Textauszug:

..............................

Günter Herzog
Das Zentralarchiv des internationalen Kunsthandels e. V. (ZADIK)
<1> Für das erst 1992 vom Bundesverband deutscher Galerien (BVDG)
gegründete Zentralarchiv des internationalen Kunsthandels (ZADIK) e. V. sind
die neuen Medien nicht nur unersetzlich für den Archivbetrieb, in welchem die
Archivalien über eine Datenbank erschlossen werden, sondern vor allen Dingen
auch als preiswerte Publikationsmedien für ein bisher von der Kunstgeschichte
noch weitgehend unentdecktes Quellenreservoir. Nur übers Internet wird es
möglich werden, einem größeren Fachpublikum die besonderen Qualitäten des
ZADIK und seiner Bestände überhaupt erst zur Kenntnis zu bringen.

..............................

Angezeigte Daten:
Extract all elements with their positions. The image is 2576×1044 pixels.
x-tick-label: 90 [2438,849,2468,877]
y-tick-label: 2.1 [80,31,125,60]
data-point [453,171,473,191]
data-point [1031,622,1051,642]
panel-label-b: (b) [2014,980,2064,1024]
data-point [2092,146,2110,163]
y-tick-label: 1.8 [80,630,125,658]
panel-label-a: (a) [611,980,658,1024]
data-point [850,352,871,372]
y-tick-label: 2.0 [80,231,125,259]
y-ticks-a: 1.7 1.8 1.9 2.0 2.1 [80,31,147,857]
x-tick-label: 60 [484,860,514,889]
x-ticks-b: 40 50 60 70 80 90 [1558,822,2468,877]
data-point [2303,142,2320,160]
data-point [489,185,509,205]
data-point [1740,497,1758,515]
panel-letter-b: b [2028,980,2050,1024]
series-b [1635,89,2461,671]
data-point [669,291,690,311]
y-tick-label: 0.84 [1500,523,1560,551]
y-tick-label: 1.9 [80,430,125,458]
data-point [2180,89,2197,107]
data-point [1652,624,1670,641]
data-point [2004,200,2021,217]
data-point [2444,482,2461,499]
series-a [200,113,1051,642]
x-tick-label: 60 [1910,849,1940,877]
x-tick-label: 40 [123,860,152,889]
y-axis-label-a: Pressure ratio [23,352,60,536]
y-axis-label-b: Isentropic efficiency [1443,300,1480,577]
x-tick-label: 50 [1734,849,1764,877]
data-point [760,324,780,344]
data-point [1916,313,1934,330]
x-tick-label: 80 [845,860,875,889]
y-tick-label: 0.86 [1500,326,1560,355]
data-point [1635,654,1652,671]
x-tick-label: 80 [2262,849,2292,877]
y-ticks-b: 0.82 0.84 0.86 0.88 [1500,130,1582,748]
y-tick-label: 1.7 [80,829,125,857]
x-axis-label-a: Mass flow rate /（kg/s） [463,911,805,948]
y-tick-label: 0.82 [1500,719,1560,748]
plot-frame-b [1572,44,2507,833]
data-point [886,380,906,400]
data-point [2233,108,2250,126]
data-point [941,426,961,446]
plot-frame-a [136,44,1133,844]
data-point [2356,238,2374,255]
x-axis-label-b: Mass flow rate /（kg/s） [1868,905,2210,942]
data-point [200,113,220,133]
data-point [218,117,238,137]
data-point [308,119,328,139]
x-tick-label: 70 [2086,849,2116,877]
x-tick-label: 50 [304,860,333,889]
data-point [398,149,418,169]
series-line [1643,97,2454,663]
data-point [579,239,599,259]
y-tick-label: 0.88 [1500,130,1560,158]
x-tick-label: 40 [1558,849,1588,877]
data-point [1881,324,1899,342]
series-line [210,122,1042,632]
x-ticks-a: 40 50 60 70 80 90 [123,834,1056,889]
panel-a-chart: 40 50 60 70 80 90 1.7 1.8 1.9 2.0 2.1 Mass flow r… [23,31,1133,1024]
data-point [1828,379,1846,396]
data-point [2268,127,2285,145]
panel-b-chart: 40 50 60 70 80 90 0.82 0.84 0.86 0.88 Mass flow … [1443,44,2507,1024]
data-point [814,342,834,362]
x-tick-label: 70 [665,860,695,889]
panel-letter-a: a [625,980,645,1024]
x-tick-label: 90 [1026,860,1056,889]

..............................

Zu erledigen:
**a.** Schreiben Sie aus dem Textauszug über das ZADIK die Stelle von "gegründete Zentralarchiv des" bis einschließlich "Kenntnis zu bringen." wortgetreu ab.
**b.** Welche Abkürzungen kommen im Textauszug über das ZADIK vor?

Lösungen:
**a.**
gegründete Zentralarchiv des internationalen Kunsthandels (ZADIK) e. V. sind
die neuen Medien nicht nur unersetzlich für den Archivbetrieb, in welchem die
Archivalien über eine Datenbank erschlossen werden, sondern vor allen Dingen
auch als preiswerte Publikationsmedien für ein bisher von der Kunstgeschichte
noch weitgehend unentdecktes Quellenreservoir. Nur übers Internet wird es
möglich werden, einem größeren Fachpublikum die besonderen Qualitäten des
ZADIK und seiner Bestände überhaupt erst zur Kenntnis zu bringen.

**b.** ZADIK, BVDG, e. V.